start ENTRIES PROVIDED

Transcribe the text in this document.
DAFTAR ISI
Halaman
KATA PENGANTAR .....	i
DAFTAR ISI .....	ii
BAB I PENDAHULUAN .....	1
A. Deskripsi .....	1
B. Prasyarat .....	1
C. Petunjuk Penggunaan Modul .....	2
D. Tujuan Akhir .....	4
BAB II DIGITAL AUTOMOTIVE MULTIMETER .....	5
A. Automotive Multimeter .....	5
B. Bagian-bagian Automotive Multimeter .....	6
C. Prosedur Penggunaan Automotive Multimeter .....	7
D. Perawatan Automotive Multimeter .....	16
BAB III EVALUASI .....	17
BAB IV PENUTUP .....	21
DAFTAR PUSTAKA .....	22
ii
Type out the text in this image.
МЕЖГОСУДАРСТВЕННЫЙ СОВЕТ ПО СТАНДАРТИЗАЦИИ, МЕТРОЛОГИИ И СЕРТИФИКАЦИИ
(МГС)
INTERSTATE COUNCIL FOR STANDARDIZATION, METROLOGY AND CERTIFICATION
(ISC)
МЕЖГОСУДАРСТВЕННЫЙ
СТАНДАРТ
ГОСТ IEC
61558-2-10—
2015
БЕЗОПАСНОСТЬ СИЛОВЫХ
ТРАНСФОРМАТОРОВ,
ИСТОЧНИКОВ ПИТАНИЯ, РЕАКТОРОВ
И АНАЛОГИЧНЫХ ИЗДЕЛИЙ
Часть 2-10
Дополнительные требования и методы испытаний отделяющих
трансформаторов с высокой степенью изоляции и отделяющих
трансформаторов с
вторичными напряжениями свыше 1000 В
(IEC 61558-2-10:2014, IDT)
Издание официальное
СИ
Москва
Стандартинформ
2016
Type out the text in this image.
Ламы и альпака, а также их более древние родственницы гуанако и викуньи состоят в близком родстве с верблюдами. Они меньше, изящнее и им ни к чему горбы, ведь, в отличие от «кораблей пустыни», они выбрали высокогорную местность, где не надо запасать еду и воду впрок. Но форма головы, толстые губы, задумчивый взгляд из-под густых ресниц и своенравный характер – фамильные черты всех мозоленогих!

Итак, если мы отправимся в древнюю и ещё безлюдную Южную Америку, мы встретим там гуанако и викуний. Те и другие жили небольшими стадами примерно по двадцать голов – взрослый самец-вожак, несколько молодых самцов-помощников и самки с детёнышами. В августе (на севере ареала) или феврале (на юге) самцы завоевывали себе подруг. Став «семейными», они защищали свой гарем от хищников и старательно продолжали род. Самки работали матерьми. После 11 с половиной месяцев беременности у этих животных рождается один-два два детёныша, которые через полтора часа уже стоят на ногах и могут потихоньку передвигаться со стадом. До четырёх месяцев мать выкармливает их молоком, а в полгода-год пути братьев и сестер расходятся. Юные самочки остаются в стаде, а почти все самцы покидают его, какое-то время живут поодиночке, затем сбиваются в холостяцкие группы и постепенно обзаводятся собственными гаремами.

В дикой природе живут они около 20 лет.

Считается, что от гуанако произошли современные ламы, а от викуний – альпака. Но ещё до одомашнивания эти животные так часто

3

end ENTRIES PROVIDED

EXERCISE AIM> Copy out each line of the data containing the string "МЕЖГОСУДАРСТВЕННЫЙ".

ANSWER TO THE PROBLEM>
МЕЖГОСУДАРСТВЕННЫЙ СОВЕТ ПО СТАНДАРТИЗАЦИИ, МЕТРОЛОГИИ И СЕРТИФИКАЦИИ
МЕЖГОСУДАРСТВЕННЫЙ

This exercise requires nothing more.